### [What the task asks]
Locate the string "description" in the records below. Copy every line where it occurs.

(Dataset excerpts)
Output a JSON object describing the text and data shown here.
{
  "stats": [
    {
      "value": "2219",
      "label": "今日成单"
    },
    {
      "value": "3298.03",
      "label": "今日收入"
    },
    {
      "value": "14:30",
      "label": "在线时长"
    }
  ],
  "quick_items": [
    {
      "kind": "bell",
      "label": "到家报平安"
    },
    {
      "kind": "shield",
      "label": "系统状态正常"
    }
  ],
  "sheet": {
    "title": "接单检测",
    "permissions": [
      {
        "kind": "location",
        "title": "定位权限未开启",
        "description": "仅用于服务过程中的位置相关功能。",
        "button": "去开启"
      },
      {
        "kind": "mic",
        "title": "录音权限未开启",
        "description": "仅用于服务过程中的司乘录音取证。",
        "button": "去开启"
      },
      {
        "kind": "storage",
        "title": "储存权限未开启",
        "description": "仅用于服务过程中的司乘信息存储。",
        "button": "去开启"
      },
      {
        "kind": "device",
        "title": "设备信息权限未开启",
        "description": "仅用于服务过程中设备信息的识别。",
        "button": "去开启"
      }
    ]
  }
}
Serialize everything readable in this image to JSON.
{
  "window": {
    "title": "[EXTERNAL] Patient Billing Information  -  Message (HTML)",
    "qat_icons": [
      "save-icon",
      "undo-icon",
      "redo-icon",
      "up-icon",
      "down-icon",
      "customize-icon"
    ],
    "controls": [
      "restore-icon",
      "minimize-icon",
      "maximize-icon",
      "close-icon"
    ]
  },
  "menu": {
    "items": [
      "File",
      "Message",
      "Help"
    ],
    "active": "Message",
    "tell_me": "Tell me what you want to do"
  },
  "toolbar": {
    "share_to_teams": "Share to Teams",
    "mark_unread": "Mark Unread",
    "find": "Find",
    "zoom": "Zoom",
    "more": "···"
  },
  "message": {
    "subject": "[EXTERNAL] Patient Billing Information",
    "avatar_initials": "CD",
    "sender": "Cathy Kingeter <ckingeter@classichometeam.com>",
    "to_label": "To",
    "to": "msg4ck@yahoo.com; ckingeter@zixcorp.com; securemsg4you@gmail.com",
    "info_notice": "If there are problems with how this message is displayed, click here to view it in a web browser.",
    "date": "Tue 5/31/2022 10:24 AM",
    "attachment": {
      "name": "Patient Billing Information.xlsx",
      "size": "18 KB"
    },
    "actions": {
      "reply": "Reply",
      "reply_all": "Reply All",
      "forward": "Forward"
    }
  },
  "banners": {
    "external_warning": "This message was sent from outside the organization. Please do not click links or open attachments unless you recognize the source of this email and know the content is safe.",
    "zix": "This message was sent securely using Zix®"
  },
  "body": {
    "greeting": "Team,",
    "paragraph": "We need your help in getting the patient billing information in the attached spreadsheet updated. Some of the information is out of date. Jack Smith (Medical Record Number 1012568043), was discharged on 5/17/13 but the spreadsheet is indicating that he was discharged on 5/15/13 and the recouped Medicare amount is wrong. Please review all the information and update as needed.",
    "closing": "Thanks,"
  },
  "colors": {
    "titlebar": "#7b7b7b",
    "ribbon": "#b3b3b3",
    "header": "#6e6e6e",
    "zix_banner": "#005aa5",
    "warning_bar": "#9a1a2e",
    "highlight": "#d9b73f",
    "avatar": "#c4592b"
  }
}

### [Task output]
        "description": "仅用于服务过程中的位置相关功能。",
        "description": "仅用于服务过程中的司乘录音取证。",
        "description": "仅用于服务过程中的司乘信息存储。",
        "description": "仅用于服务过程中设备信息的识别。",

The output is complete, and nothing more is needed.